• Instruction:
All of the material below is to be repeated exactly.

- - - - - - -

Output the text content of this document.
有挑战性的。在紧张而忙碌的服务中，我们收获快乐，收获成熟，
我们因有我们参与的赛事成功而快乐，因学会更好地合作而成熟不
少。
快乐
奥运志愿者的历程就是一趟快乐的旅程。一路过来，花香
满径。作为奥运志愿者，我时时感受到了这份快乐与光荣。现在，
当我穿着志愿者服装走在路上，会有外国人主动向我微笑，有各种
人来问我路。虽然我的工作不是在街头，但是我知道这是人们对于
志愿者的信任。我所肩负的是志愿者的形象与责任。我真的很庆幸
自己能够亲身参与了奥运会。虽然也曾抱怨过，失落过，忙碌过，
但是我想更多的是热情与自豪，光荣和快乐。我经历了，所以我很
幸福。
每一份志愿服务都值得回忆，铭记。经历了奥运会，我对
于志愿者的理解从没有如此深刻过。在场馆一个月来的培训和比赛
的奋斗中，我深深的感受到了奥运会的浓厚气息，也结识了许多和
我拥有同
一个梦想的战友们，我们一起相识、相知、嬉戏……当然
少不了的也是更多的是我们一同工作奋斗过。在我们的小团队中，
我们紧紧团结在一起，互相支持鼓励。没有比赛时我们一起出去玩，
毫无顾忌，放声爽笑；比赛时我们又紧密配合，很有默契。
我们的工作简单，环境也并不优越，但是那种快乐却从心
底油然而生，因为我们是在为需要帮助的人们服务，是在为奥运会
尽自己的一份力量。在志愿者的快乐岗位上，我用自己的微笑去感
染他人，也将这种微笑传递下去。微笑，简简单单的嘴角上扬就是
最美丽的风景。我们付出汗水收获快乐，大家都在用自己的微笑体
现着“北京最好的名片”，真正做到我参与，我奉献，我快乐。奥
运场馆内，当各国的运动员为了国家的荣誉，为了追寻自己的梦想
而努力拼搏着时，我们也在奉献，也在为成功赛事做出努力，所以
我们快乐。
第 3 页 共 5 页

- - - - - - -

• Full response:
Output the text content of this document.
有挑战性的。在紧张而忙碌的服务中，我们收获快乐，收获成熟，
我们因有我们参与的赛事成功而快乐，因学会更好地合作而成熟不
少。
快乐
奥运志愿者的历程就是一趟快乐的旅程。一路过来，花香
满径。作为奥运志愿者，我时时感受到了这份快乐与光荣。现在，
当我穿着志愿者服装走在路上，会有外国人主动向我微笑，有各种
人来问我路。虽然我的工作不是在街头，但是我知道这是人们对于
志愿者的信任。我所肩负的是志愿者的形象与责任。我真的很庆幸
自己能够亲身参与了奥运会。虽然也曾抱怨过，失落过，忙碌过，
但是我想更多的是热情与自豪，光荣和快乐。我经历了，所以我很
幸福。
每一份志愿服务都值得回忆，铭记。经历了奥运会，我对
于志愿者的理解从没有如此深刻过。在场馆一个月来的培训和比赛
的奋斗中，我深深的感受到了奥运会的浓厚气息，也结识了许多和
我拥有同
一个梦想的战友们，我们一起相识、相知、嬉戏……当然
少不了的也是更多的是我们一同工作奋斗过。在我们的小团队中，
我们紧紧团结在一起，互相支持鼓励。没有比赛时我们一起出去玩，
毫无顾忌，放声爽笑；比赛时我们又紧密配合，很有默契。
我们的工作简单，环境也并不优越，但是那种快乐却从心
底油然而生，因为我们是在为需要帮助的人们服务，是在为奥运会
尽自己的一份力量。在志愿者的快乐岗位上，我用自己的微笑去感
染他人，也将这种微笑传递下去。微笑，简简单单的嘴角上扬就是
最美丽的风景。我们付出汗水收获快乐，大家都在用自己的微笑体
现着“北京最好的名片”，真正做到我参与，我奉献，我快乐。奥
运场馆内，当各国的运动员为了国家的荣誉，为了追寻自己的梦想
而努力拼搏着时，我们也在奉献，也在为成功赛事做出努力，所以
我们快乐。
第 3 页 共 5 页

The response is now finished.